**Task description**:
Emit the entire listing verbatim.
## START Provided records
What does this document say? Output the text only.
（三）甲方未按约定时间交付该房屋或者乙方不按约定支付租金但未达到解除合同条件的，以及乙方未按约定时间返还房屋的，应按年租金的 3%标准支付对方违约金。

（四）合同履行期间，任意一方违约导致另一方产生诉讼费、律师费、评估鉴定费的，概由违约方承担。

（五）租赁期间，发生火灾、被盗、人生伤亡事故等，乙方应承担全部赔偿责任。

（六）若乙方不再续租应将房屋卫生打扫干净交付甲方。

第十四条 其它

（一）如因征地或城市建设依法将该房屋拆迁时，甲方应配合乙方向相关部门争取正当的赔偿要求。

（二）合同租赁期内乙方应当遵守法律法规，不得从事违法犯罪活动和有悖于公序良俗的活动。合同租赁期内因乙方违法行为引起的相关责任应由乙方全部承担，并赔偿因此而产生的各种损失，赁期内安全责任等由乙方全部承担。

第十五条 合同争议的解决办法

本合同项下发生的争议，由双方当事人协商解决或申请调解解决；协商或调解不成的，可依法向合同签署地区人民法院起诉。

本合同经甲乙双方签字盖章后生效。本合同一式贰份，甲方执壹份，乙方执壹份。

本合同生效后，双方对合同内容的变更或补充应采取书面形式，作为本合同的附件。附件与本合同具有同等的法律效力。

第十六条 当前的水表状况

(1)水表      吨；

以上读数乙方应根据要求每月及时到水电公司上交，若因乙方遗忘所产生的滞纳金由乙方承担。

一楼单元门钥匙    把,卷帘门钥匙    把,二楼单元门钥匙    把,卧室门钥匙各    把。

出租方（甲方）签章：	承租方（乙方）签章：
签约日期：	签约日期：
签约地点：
## END Provided records
**Correct response**:
What does this document say? Output the text only.
（三）甲方未按约定时间交付该房屋或者乙方不按约定支付租金但未达到解除合同条件的，以及乙方未按约定时间返还房屋的，应按年租金的 3%标准支付对方违约金。

（四）合同履行期间，任意一方违约导致另一方产生诉讼费、律师费、评估鉴定费的，概由违约方承担。

（五）租赁期间，发生火灾、被盗、人生伤亡事故等，乙方应承担全部赔偿责任。

（六）若乙方不再续租应将房屋卫生打扫干净交付甲方。

第十四条 其它

（一）如因征地或城市建设依法将该房屋拆迁时，甲方应配合乙方向相关部门争取正当的赔偿要求。

（二）合同租赁期内乙方应当遵守法律法规，不得从事违法犯罪活动和有悖于公序良俗的活动。合同租赁期内因乙方违法行为引起的相关责任应由乙方全部承担，并赔偿因此而产生的各种损失，赁期内安全责任等由乙方全部承担。

第十五条 合同争议的解决办法

本合同项下发生的争议，由双方当事人协商解决或申请调解解决；协商或调解不成的，可依法向合同签署地区人民法院起诉。

本合同经甲乙双方签字盖章后生效。本合同一式贰份，甲方执壹份，乙方执壹份。

本合同生效后，双方对合同内容的变更或补充应采取书面形式，作为本合同的附件。附件与本合同具有同等的法律效力。

第十六条 当前的水表状况

(1)水表      吨；

以上读数乙方应根据要求每月及时到水电公司上交，若因乙方遗忘所产生的滞纳金由乙方承担。

一楼单元门钥匙    把,卷帘门钥匙    把,二楼单元门钥匙    把,卧室门钥匙各    把。

出租方（甲方）签章：	承租方（乙方）签章：
签约日期：	签约日期：
签约地点：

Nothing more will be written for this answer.